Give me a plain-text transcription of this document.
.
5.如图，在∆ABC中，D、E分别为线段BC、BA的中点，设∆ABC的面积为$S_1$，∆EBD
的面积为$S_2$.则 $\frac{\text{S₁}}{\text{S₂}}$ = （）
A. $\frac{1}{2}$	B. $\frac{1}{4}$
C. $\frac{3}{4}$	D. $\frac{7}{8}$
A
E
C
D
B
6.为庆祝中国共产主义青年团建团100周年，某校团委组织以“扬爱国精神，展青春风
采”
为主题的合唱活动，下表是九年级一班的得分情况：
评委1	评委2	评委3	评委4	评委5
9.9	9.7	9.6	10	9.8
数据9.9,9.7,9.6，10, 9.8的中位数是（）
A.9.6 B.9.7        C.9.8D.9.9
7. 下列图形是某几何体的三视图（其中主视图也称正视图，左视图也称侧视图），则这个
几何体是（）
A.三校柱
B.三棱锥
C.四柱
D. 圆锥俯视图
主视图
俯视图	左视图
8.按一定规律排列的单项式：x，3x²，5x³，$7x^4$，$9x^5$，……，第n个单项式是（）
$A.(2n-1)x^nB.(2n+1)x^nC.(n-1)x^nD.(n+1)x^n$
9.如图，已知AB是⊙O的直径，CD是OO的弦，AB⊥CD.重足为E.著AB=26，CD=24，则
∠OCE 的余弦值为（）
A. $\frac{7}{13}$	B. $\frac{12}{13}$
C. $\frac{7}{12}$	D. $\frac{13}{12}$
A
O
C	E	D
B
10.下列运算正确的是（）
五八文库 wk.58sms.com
════════════════
-- What is expected --
Looking at the listing above, count the lines that contain "text" and give nothing but the number.

-- In response --
2